GIVEN INSTRUCTION: Look for the word "name" in the entries below, then copy every line that has it.

— START LISTED ENTRIES —

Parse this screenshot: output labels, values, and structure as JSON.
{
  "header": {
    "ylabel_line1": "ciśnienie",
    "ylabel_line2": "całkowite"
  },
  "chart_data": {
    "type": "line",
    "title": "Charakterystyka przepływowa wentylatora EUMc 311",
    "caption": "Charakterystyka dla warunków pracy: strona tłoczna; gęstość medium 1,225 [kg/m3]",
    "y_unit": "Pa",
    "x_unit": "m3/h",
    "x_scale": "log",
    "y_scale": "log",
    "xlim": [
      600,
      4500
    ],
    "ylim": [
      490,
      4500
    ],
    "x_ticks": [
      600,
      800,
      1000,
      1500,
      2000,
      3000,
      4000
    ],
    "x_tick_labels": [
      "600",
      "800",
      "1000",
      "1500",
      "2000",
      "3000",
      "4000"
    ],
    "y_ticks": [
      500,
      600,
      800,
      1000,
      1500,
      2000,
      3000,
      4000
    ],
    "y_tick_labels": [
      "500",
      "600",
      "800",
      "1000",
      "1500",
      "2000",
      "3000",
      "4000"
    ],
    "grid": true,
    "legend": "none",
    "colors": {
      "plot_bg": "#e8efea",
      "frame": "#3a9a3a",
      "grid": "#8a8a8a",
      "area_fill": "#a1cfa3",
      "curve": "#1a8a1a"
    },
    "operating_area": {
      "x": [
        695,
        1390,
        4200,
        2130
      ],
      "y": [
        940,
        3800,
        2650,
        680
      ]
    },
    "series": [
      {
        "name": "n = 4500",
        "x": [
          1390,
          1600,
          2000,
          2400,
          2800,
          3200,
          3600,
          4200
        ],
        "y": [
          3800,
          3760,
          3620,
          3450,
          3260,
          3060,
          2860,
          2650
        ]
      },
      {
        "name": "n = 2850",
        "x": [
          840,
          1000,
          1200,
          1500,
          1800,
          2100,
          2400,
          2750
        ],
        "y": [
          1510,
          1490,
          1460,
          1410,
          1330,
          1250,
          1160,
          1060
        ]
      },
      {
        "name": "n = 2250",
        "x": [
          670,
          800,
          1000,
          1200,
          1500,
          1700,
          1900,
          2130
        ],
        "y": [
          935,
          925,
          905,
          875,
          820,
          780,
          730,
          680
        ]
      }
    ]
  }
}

— END LISTED ENTRIES —
— START LISTED ENTRIES —

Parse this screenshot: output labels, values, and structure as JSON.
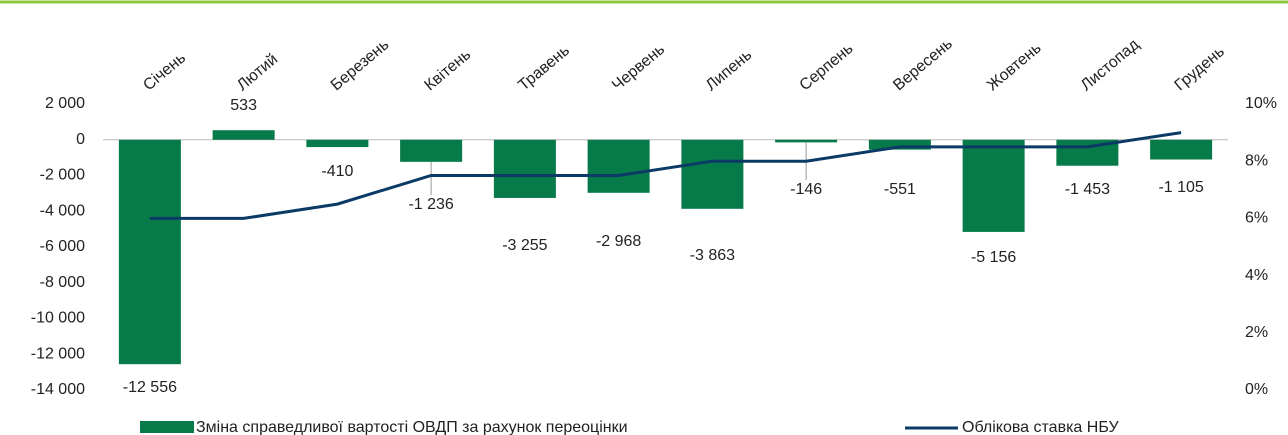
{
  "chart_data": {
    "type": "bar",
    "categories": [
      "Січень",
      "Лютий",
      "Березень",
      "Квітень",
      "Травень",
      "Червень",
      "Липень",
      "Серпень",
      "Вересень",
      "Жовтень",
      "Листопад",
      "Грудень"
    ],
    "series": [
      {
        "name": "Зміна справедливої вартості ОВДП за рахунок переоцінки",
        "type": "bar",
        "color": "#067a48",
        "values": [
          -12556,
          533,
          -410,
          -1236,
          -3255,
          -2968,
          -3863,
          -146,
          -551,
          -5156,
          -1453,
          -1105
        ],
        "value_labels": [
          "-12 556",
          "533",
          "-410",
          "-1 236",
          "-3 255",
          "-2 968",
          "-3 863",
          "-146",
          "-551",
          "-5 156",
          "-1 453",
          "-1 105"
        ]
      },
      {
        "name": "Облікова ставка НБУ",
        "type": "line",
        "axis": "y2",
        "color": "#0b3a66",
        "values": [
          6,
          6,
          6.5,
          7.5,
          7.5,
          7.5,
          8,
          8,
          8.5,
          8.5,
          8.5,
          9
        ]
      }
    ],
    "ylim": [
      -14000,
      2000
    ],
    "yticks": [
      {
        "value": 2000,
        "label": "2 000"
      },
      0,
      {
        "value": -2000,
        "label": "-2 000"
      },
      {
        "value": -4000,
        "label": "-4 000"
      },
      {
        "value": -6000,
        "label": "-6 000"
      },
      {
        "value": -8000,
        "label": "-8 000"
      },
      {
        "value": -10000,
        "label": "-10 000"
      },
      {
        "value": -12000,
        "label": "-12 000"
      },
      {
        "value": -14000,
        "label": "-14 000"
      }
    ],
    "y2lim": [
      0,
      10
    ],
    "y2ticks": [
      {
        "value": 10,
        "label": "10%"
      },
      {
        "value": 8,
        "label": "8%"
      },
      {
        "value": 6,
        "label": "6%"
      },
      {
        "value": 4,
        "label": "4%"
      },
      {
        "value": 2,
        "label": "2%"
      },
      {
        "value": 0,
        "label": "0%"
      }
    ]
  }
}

— END LISTED ENTRIES —

RIGHT ANSWER:
        "name": "n = 4500",
        "name": "n = 2850",
        "name": "n = 2250",
        "name": "Зміна справедливої вартості ОВДП за рахунок переоцінки",
        "name": "Облікова ставка НБУ",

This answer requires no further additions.